##### RECORDS SHOWN #####
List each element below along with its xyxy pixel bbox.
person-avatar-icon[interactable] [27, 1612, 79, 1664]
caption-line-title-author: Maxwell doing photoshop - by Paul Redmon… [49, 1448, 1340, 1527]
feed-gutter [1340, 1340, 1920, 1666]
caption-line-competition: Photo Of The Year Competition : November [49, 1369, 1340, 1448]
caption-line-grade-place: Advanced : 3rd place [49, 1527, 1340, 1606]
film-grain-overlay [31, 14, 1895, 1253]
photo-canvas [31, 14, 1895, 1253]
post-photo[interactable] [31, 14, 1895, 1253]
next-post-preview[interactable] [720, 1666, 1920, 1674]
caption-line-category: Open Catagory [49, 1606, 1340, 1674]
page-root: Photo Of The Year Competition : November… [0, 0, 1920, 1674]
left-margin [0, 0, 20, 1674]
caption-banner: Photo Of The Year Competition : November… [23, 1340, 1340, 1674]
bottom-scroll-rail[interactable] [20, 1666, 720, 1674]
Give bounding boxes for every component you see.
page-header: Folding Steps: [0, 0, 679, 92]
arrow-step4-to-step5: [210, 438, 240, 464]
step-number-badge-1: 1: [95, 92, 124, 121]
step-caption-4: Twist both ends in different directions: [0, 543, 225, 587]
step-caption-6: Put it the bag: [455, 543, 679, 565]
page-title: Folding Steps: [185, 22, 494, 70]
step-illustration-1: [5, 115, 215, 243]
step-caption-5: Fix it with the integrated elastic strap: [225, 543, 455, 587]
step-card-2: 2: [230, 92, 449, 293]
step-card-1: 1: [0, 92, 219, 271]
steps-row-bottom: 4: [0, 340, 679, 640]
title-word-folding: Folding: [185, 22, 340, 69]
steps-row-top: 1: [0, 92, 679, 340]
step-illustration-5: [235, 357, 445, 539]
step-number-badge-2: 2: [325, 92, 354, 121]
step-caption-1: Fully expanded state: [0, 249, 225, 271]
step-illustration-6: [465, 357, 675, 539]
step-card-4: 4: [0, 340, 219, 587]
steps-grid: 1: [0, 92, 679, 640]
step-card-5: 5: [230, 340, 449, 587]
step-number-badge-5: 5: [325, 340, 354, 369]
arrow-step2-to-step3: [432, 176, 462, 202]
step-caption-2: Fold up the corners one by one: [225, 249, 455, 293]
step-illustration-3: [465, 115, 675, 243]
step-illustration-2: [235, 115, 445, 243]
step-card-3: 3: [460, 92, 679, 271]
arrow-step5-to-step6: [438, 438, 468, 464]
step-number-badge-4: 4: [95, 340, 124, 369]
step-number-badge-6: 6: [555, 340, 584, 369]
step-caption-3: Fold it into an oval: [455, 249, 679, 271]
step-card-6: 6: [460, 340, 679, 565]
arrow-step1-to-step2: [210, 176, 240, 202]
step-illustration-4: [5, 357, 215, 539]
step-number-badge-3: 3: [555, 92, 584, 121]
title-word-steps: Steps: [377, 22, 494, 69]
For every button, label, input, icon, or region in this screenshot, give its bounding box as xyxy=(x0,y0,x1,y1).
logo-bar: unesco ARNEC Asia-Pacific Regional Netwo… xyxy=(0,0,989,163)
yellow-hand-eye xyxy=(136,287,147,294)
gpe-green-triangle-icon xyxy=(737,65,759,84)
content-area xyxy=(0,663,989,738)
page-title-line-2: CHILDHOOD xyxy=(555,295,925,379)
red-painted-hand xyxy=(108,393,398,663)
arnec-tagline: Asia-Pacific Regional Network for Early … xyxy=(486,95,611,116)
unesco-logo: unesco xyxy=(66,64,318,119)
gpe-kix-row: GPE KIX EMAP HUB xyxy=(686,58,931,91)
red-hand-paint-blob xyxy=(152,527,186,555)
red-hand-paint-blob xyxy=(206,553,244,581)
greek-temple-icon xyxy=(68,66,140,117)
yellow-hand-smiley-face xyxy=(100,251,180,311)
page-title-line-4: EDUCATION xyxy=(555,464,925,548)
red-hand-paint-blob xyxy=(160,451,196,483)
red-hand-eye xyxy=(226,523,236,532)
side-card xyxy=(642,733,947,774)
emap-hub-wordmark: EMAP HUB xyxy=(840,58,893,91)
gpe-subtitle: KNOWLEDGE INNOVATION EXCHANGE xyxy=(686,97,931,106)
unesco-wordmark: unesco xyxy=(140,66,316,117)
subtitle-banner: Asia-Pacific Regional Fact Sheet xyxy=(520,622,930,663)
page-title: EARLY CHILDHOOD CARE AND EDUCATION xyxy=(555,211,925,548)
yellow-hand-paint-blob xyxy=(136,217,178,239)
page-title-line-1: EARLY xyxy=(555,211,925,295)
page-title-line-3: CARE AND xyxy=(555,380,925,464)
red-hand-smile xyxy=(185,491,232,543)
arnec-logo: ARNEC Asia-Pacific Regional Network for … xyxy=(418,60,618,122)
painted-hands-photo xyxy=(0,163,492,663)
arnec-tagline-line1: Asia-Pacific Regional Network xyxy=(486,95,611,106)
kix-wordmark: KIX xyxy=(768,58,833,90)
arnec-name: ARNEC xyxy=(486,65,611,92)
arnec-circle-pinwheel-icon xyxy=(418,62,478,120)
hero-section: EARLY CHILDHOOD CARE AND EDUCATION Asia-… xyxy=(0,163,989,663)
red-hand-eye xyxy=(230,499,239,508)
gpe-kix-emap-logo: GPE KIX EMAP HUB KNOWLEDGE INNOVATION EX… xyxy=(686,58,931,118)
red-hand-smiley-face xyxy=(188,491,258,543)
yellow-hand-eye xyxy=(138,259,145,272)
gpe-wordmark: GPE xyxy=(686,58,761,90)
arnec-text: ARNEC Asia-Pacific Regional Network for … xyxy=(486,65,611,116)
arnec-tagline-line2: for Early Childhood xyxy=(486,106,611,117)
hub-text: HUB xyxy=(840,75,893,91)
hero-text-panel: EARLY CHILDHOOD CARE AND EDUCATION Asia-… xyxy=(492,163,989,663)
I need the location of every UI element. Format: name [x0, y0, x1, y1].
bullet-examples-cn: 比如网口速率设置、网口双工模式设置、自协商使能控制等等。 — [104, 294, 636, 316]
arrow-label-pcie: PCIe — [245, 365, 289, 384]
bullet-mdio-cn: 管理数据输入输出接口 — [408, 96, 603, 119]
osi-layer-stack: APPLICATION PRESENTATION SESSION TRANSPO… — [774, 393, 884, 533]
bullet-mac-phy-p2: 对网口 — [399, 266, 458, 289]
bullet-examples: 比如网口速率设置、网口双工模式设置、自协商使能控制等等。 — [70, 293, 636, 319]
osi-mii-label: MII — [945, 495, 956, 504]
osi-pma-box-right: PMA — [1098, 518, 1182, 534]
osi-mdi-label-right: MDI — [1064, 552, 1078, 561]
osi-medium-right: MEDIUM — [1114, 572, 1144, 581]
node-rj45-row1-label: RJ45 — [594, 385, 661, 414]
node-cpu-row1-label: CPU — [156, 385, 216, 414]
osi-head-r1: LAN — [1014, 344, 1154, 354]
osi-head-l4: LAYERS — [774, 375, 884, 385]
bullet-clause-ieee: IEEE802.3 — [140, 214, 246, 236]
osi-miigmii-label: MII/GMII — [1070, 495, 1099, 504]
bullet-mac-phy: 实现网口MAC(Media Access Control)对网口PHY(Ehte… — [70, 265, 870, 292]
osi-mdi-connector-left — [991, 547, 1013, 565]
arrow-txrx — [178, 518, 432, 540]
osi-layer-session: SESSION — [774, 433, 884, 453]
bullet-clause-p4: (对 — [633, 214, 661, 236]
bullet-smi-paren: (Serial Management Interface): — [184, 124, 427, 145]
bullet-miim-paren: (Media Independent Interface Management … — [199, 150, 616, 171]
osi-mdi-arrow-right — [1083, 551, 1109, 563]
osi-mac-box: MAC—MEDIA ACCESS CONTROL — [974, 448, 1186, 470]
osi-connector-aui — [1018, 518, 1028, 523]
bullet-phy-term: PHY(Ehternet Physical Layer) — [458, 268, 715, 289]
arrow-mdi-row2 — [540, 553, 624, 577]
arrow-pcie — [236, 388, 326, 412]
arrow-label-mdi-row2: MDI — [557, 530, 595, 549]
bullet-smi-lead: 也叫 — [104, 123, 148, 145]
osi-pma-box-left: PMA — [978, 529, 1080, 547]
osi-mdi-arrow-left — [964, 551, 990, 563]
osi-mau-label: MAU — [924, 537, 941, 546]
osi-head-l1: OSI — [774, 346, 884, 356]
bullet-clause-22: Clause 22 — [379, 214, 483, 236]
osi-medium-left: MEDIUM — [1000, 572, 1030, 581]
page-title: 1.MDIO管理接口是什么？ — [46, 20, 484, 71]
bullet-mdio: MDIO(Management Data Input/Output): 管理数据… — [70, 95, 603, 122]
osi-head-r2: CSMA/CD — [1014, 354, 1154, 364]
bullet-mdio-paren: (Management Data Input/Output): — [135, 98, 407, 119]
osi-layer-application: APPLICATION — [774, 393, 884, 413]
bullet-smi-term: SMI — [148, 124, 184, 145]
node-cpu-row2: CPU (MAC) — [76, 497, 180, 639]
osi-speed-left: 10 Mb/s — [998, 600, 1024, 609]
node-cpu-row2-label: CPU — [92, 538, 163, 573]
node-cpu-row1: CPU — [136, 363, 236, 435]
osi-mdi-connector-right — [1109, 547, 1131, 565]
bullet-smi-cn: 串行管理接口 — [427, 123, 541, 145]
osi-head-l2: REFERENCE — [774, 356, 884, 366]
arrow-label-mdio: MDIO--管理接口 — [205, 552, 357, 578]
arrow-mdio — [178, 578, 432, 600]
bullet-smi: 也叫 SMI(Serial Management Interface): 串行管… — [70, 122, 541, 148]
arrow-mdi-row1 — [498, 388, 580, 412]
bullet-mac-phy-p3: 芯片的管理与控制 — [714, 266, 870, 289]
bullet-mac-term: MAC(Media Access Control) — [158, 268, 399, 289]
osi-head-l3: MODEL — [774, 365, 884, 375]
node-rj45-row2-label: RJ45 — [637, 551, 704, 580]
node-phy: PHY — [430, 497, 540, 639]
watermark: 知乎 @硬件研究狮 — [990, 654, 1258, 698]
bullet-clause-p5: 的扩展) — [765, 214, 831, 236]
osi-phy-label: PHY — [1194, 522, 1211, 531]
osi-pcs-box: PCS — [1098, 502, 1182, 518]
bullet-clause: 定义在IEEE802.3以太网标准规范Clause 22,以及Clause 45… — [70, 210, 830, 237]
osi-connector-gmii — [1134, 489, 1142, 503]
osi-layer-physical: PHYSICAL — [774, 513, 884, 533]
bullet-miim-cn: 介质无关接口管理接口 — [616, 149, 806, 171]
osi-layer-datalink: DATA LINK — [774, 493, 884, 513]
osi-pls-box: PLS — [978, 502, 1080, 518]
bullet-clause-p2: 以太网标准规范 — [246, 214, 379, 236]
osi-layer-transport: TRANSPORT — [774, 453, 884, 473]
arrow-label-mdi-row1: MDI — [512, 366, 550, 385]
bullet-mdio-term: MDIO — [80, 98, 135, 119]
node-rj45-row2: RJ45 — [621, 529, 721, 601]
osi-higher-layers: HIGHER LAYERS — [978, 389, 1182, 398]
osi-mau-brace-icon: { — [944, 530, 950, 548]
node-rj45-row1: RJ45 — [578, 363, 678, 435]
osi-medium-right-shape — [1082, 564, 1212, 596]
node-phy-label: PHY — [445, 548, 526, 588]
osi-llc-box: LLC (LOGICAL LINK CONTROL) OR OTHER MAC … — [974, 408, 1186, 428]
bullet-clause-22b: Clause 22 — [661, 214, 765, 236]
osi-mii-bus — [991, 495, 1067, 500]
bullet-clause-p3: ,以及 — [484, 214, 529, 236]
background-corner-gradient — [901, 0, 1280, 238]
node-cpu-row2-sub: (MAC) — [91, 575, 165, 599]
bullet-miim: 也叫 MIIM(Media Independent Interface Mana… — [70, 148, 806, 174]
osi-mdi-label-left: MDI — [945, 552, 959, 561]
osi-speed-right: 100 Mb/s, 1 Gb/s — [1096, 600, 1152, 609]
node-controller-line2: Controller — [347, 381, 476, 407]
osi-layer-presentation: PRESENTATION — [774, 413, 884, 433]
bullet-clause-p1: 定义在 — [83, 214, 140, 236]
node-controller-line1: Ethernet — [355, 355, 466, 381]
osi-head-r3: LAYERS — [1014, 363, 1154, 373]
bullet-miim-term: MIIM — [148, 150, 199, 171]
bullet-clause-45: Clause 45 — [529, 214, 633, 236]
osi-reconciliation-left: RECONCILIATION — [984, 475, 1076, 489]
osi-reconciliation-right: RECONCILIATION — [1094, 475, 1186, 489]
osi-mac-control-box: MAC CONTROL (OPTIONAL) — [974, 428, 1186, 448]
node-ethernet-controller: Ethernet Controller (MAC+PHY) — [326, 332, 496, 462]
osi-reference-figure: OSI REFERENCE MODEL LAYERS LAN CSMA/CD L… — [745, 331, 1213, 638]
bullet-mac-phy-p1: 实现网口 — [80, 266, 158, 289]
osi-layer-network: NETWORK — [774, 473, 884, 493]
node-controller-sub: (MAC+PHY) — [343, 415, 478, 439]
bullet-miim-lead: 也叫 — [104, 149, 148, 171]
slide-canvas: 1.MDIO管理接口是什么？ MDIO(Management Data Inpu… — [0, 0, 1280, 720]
#####
▸ TASK
Locate each line above that contains the string "PRESENTATION" and copy every such line in full.

▸ RESULT OF THE TASK
osi-layer-stack: APPLICATION PRESENTATION SESSION TRANSPO… — [774, 393, 884, 533]
osi-layer-presentation: PRESENTATION — [774, 413, 884, 433]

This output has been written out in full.